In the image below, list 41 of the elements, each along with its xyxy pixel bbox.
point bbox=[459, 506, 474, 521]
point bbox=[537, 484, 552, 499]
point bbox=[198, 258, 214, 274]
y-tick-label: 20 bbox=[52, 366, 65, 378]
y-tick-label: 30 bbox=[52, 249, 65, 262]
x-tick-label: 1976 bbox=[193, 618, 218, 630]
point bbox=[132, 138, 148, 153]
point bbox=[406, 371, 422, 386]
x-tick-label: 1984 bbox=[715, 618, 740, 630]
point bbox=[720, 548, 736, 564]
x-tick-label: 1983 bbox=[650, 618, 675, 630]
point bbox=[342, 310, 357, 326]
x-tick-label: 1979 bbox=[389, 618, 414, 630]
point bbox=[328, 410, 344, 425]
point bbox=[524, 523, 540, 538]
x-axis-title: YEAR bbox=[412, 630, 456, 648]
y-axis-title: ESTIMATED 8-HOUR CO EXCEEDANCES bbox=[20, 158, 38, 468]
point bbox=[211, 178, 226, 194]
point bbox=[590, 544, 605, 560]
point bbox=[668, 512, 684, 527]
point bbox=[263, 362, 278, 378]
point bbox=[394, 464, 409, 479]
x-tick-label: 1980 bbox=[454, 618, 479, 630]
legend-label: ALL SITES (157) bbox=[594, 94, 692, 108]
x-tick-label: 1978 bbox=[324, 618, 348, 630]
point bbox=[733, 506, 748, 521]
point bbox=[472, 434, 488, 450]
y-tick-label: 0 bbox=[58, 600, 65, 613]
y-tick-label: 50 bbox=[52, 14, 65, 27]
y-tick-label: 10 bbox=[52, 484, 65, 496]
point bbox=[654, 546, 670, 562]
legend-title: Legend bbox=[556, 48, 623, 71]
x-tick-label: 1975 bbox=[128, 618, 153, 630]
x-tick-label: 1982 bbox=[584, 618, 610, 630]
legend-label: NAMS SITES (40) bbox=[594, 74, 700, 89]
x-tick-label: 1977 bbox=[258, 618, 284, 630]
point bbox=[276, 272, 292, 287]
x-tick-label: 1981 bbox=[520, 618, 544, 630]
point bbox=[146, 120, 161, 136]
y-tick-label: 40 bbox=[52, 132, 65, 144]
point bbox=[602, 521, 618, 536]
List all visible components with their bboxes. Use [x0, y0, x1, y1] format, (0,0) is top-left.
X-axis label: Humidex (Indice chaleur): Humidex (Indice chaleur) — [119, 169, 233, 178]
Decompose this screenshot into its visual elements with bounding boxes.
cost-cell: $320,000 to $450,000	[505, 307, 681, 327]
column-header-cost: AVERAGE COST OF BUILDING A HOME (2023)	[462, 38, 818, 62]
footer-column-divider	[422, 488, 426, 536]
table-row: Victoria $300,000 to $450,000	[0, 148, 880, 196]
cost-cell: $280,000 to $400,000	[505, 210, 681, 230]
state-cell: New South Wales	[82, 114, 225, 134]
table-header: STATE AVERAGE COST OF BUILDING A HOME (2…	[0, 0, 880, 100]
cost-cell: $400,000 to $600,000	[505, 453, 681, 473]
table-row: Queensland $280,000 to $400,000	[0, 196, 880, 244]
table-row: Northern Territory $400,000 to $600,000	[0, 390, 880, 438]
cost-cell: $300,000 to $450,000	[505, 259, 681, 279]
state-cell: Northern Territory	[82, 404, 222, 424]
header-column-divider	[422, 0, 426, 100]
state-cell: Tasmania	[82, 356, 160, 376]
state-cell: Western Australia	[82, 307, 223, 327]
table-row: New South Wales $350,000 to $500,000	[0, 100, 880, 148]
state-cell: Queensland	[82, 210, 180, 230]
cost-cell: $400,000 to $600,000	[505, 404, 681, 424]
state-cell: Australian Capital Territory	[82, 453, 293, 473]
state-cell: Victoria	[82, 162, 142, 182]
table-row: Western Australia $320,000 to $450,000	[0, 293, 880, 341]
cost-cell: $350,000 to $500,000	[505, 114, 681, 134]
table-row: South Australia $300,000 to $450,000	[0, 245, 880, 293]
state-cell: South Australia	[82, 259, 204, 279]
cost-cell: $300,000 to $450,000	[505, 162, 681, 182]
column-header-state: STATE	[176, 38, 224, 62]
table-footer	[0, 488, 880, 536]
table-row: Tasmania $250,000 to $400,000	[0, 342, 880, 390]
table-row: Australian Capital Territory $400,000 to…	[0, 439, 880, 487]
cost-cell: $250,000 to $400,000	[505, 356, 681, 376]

★ ★ ★

Do this:
Copy all the lines above, substituting "region-cell" for every occurrence of "state-cell" and leaving everything else untouched.

Final result:
In the image below, list 41 of the elements, each along with its xyxy pixel bbox.
point bbox=[459, 506, 474, 521]
point bbox=[537, 484, 552, 499]
point bbox=[198, 258, 214, 274]
y-tick-label: 20 bbox=[52, 366, 65, 378]
y-tick-label: 30 bbox=[52, 249, 65, 262]
x-tick-label: 1976 bbox=[193, 618, 218, 630]
point bbox=[132, 138, 148, 153]
point bbox=[406, 371, 422, 386]
x-tick-label: 1984 bbox=[715, 618, 740, 630]
point bbox=[720, 548, 736, 564]
x-tick-label: 1983 bbox=[650, 618, 675, 630]
point bbox=[342, 310, 357, 326]
x-tick-label: 1979 bbox=[389, 618, 414, 630]
point bbox=[328, 410, 344, 425]
point bbox=[524, 523, 540, 538]
x-axis-title: YEAR bbox=[412, 630, 456, 648]
y-axis-title: ESTIMATED 8-HOUR CO EXCEEDANCES bbox=[20, 158, 38, 468]
point bbox=[211, 178, 226, 194]
point bbox=[590, 544, 605, 560]
point bbox=[668, 512, 684, 527]
point bbox=[263, 362, 278, 378]
point bbox=[394, 464, 409, 479]
x-tick-label: 1980 bbox=[454, 618, 479, 630]
legend-label: ALL SITES (157) bbox=[594, 94, 692, 108]
x-tick-label: 1978 bbox=[324, 618, 348, 630]
point bbox=[733, 506, 748, 521]
point bbox=[472, 434, 488, 450]
y-tick-label: 0 bbox=[58, 600, 65, 613]
y-tick-label: 50 bbox=[52, 14, 65, 27]
y-tick-label: 10 bbox=[52, 484, 65, 496]
point bbox=[654, 546, 670, 562]
legend-title: Legend bbox=[556, 48, 623, 71]
x-tick-label: 1975 bbox=[128, 618, 153, 630]
x-tick-label: 1982 bbox=[584, 618, 610, 630]
legend-label: NAMS SITES (40) bbox=[594, 74, 700, 89]
x-tick-label: 1977 bbox=[258, 618, 284, 630]
point bbox=[276, 272, 292, 287]
x-tick-label: 1981 bbox=[520, 618, 544, 630]
point bbox=[146, 120, 161, 136]
y-tick-label: 40 bbox=[52, 132, 65, 144]
point bbox=[602, 521, 618, 536]
List all visible components with their bboxes. Use [x0, y0, x1, y1] format, (0,0) is top-left.
X-axis label: Humidex (Indice chaleur): Humidex (Indice chaleur) — [119, 169, 233, 178]
Decompose this screenshot into its visual elements with bounding boxes.
cost-cell: $320,000 to $450,000	[505, 307, 681, 327]
column-header-cost: AVERAGE COST OF BUILDING A HOME (2023)	[462, 38, 818, 62]
footer-column-divider	[422, 488, 426, 536]
table-row: Victoria $300,000 to $450,000	[0, 148, 880, 196]
cost-cell: $280,000 to $400,000	[505, 210, 681, 230]
region-cell: New South Wales	[82, 114, 225, 134]
table-header: STATE AVERAGE COST OF BUILDING A HOME (2…	[0, 0, 880, 100]
cost-cell: $400,000 to $600,000	[505, 453, 681, 473]
table-row: Queensland $280,000 to $400,000	[0, 196, 880, 244]
table-row: Northern Territory $400,000 to $600,000	[0, 390, 880, 438]
cost-cell: $300,000 to $450,000	[505, 259, 681, 279]
region-cell: Northern Territory	[82, 404, 222, 424]
header-column-divider	[422, 0, 426, 100]
region-cell: Tasmania	[82, 356, 160, 376]
region-cell: Western Australia	[82, 307, 223, 327]
table-row: New South Wales $350,000 to $500,000	[0, 100, 880, 148]
region-cell: Queensland	[82, 210, 180, 230]
cost-cell: $400,000 to $600,000	[505, 404, 681, 424]
region-cell: Australian Capital Territory	[82, 453, 293, 473]
region-cell: Victoria	[82, 162, 142, 182]
table-row: Western Australia $320,000 to $450,000	[0, 293, 880, 341]
cost-cell: $350,000 to $500,000	[505, 114, 681, 134]
table-row: South Australia $300,000 to $450,000	[0, 245, 880, 293]
region-cell: South Australia	[82, 259, 204, 279]
cost-cell: $300,000 to $450,000	[505, 162, 681, 182]
column-header-state: STATE	[176, 38, 224, 62]
table-footer	[0, 488, 880, 536]
table-row: Tasmania $250,000 to $400,000	[0, 342, 880, 390]
table-row: Australian Capital Territory $400,000 to…	[0, 439, 880, 487]
cost-cell: $250,000 to $400,000	[505, 356, 681, 376]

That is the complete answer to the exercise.